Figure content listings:
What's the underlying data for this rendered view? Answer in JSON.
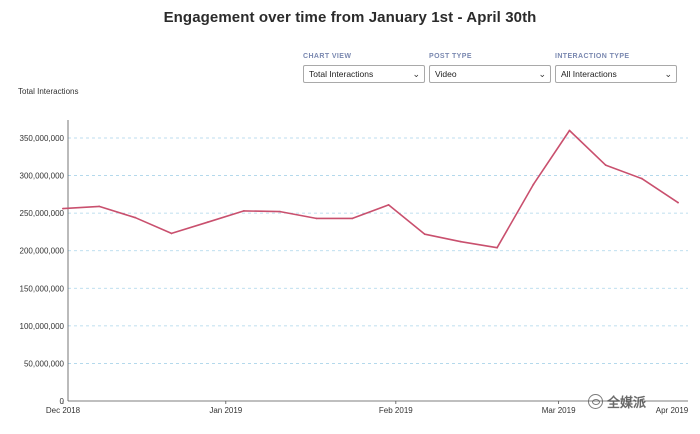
{
  "chart_data": {
    "type": "line",
    "title": "Engagement over time from January 1st - April 30th",
    "ylabel": "Total Interactions",
    "xlabel": "",
    "ylim": [
      0,
      350000000
    ],
    "y_ticks": [
      0,
      50000000,
      100000000,
      150000000,
      200000000,
      250000000,
      300000000,
      350000000
    ],
    "y_tick_labels": [
      "0",
      "50,000,000",
      "100,000,000",
      "150,000,000",
      "200,000,000",
      "250,000,000",
      "300,000,000",
      "350,000,000"
    ],
    "x_ticks": [
      {
        "label": "Dec 2018",
        "index": 0
      },
      {
        "label": "Jan 2019",
        "index": 4.5
      },
      {
        "label": "Feb 2019",
        "index": 9.2
      },
      {
        "label": "Mar 2019",
        "index": 13.7
      },
      {
        "label": "Apr 2019",
        "index": 18.1
      }
    ],
    "grid": true,
    "grid_style": "dashed-horizontal",
    "series": [
      {
        "name": "Total Interactions",
        "color": "#c9506e",
        "values": [
          256000000,
          259000000,
          244000000,
          223000000,
          238000000,
          253000000,
          252000000,
          243000000,
          243000000,
          261000000,
          222000000,
          212000000,
          204000000,
          288000000,
          360000000,
          314000000,
          296000000,
          264000000
        ]
      }
    ]
  },
  "filters": [
    {
      "label": "CHART VIEW",
      "value": "Total Interactions"
    },
    {
      "label": "POST TYPE",
      "value": "Video"
    },
    {
      "label": "INTERACTION TYPE",
      "value": "All Interactions"
    }
  ],
  "watermark": {
    "text": "全媒派"
  },
  "colors": {
    "line": "#c9506e",
    "grid": "#a9d4ea",
    "axis": "#555555",
    "filter_label": "#7a88b0"
  }
}
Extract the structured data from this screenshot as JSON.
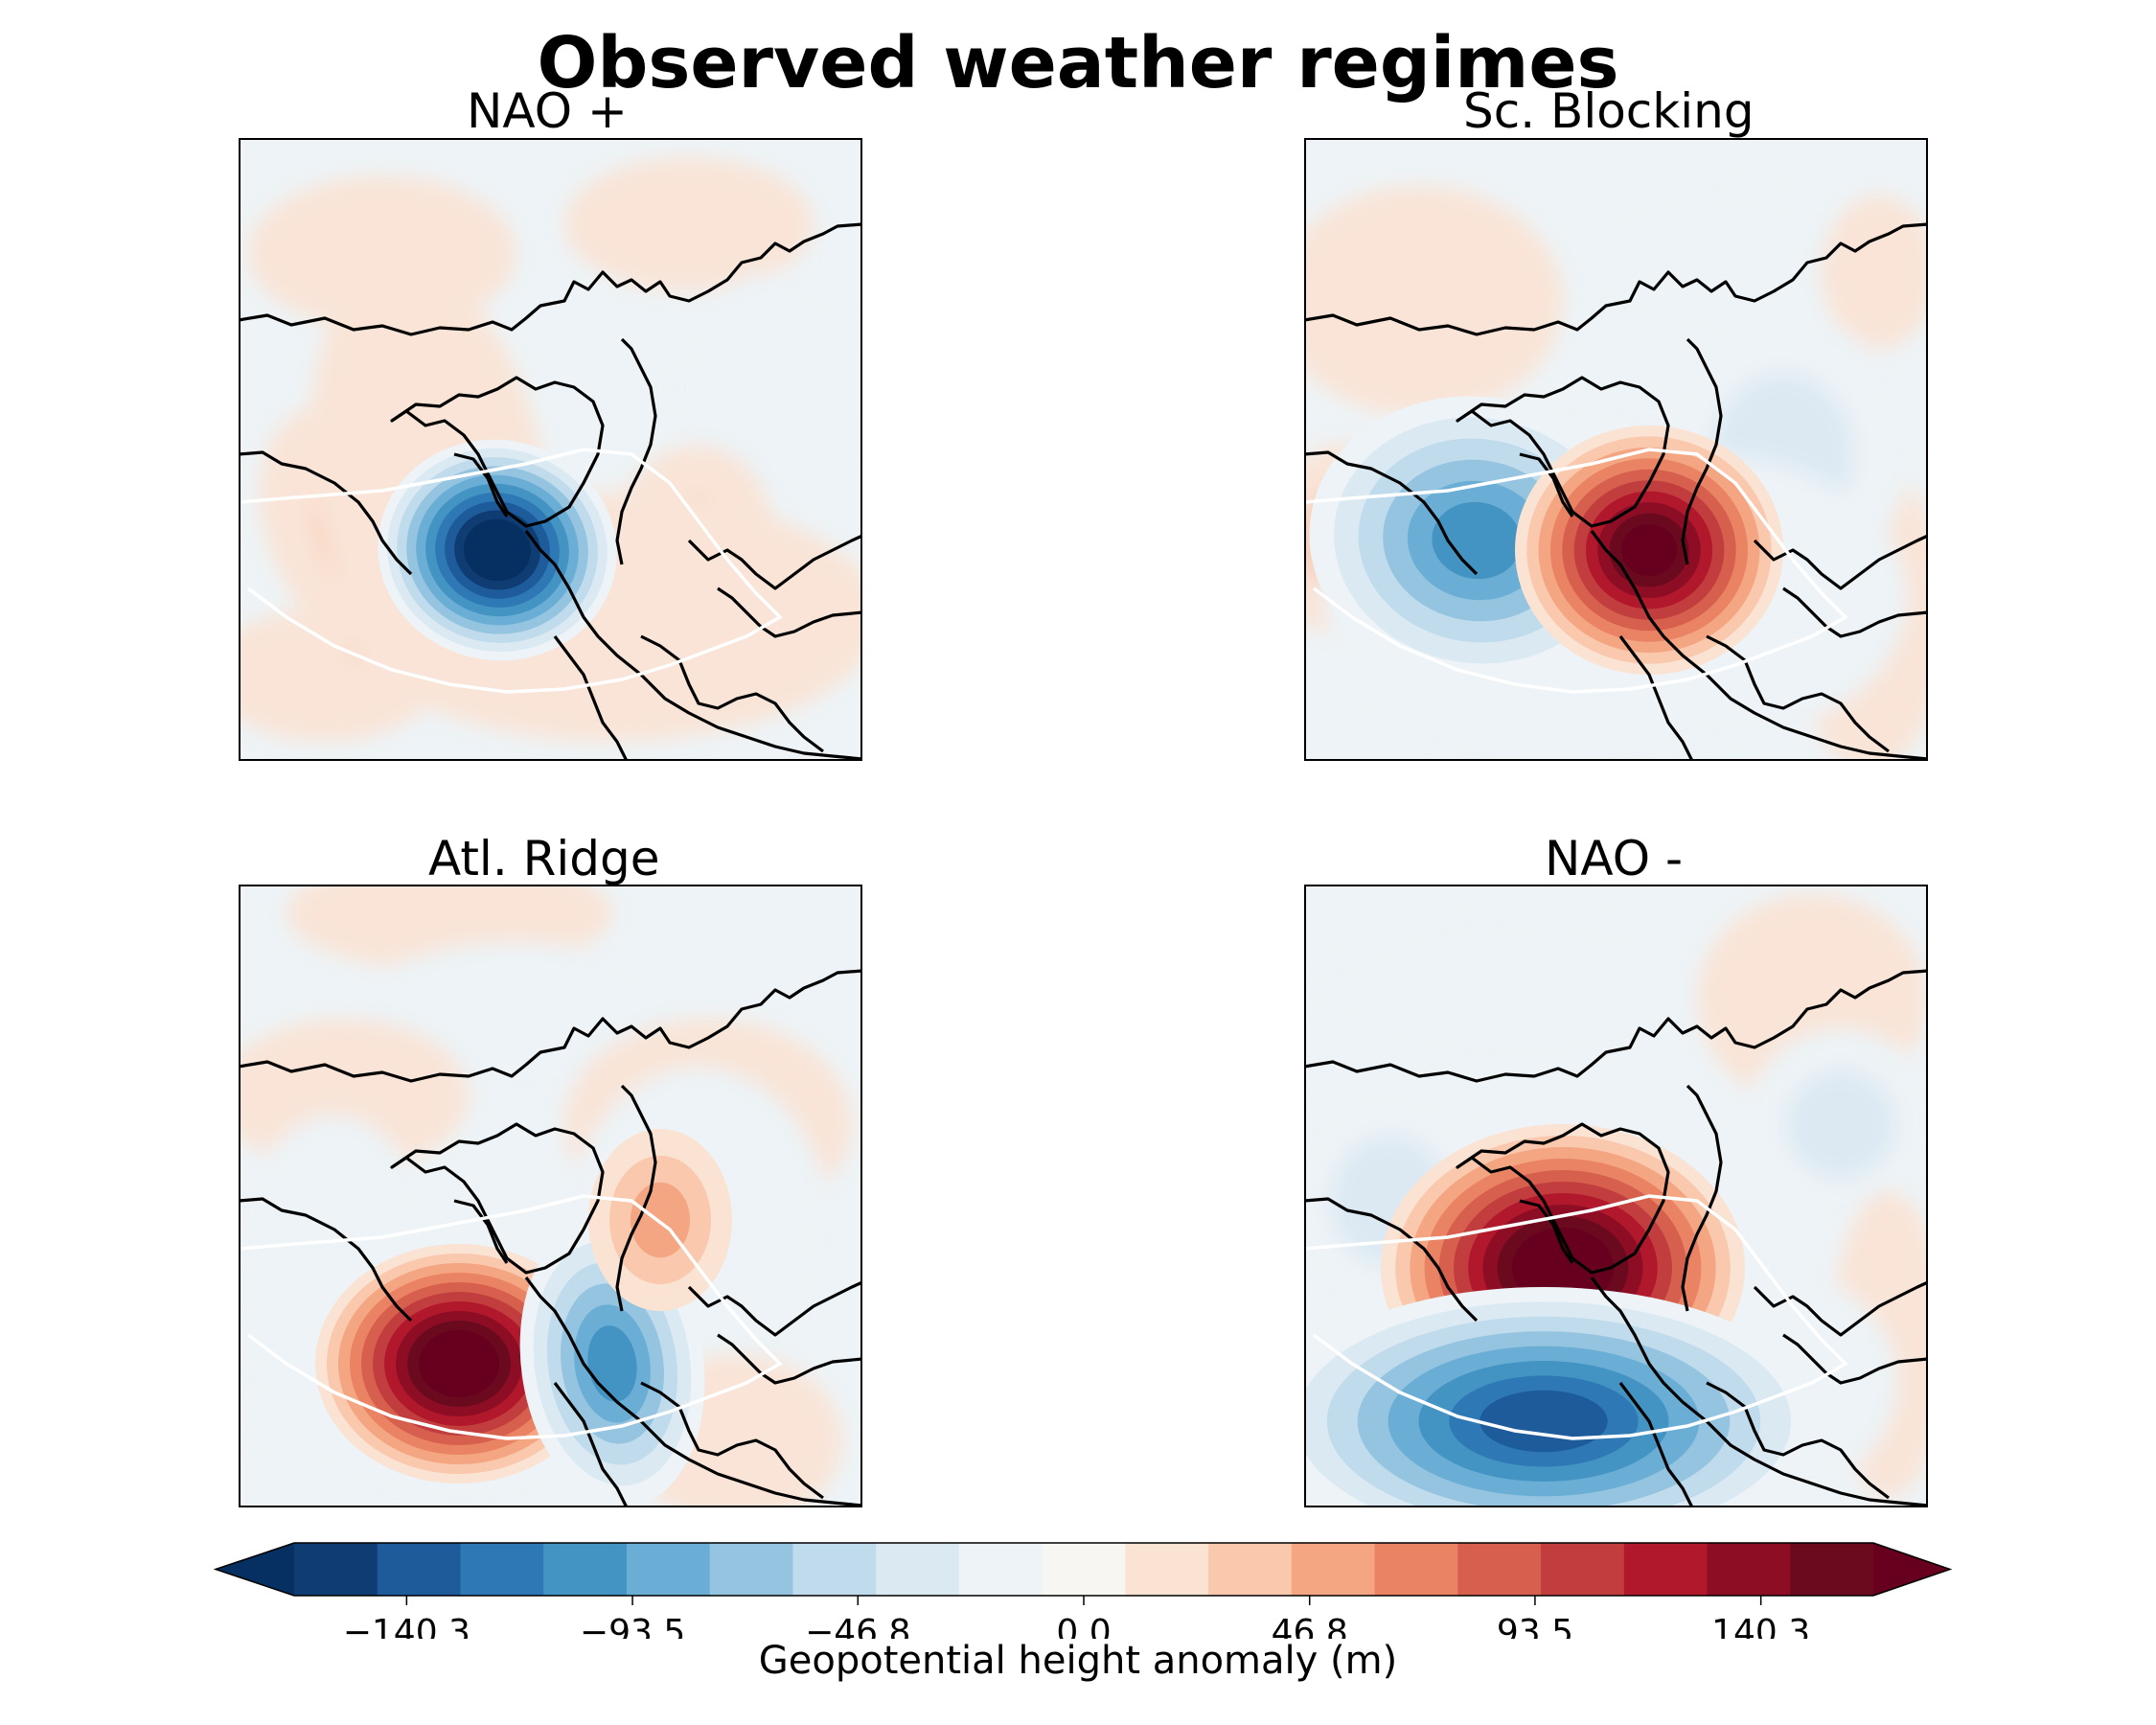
{
  "chart_data": {
    "type": "heatmap",
    "title": "Observed weather regimes",
    "colormap": "RdBu_r",
    "colorbar": {
      "label": "Geopotential height anomaly (m)",
      "ticks": [
        -140.3,
        -93.5,
        -46.8,
        0.0,
        46.8,
        93.5,
        140.3
      ],
      "tick_labels": [
        "−140.3",
        "−93.5",
        "−46.8",
        "0.0",
        "46.8",
        "93.5",
        "140.3"
      ],
      "vmin": -163.6,
      "vmax": 163.6,
      "levels": 21,
      "extend": "both"
    },
    "colors": [
      "#053061",
      "#0f3d73",
      "#1d5b9b",
      "#2e79b5",
      "#4393c3",
      "#6aaed6",
      "#94c4df",
      "#bfdbec",
      "#dbe9f3",
      "#edf3f6",
      "#f7f6f3",
      "#fbe3d4",
      "#f9c8ad",
      "#f4a582",
      "#e98363",
      "#d6604d",
      "#c23e3e",
      "#b2182b",
      "#8d0d25",
      "#6b0a1f",
      "#67001f"
    ],
    "panels": [
      {
        "title": "NAO +"
      },
      {
        "title": "Sc. Blocking"
      },
      {
        "title": "Atl. Ridge"
      },
      {
        "title": "NAO -"
      }
    ]
  }
}
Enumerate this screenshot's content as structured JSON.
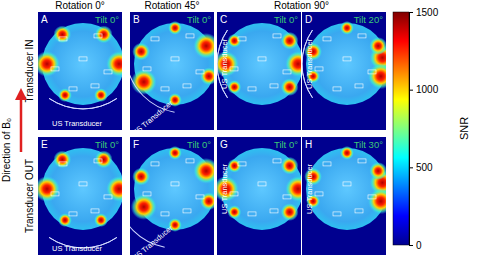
{
  "chart_data": {
    "type": "heatmap",
    "column_titles": [
      "Rotation 0°",
      "Rotation 45°",
      "Rotation 90°"
    ],
    "row_titles": [
      "Transducer IN",
      "Transducer OUT"
    ],
    "side_label": "Direction of B₀",
    "panels": [
      {
        "letter": "A",
        "tilt": "Tilt 0°",
        "transducer": "US Transducer"
      },
      {
        "letter": "B",
        "tilt": "Tilt 0°",
        "transducer": "US Transducer"
      },
      {
        "letter": "C",
        "tilt": "Tilt 0°",
        "transducer": "US Transducer"
      },
      {
        "letter": "D",
        "tilt": "Tilt 20°",
        "transducer": "US Transducer"
      },
      {
        "letter": "E",
        "tilt": "Tilt 0°",
        "transducer": "US Transducer"
      },
      {
        "letter": "F",
        "tilt": "Tilt 0°",
        "transducer": "US Transducer"
      },
      {
        "letter": "G",
        "tilt": "Tilt 0°",
        "transducer": "US Transducer"
      },
      {
        "letter": "H",
        "tilt": "Tilt 30°",
        "transducer": "US Transducer"
      }
    ],
    "colorbar": {
      "label": "SNR",
      "range": [
        0,
        1500
      ],
      "ticks": [
        0,
        500,
        1000,
        1500
      ]
    }
  }
}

[What needs to be done] How many lines in the listing contain "JSON"? Answer with the number alone.

[Problem solution] 3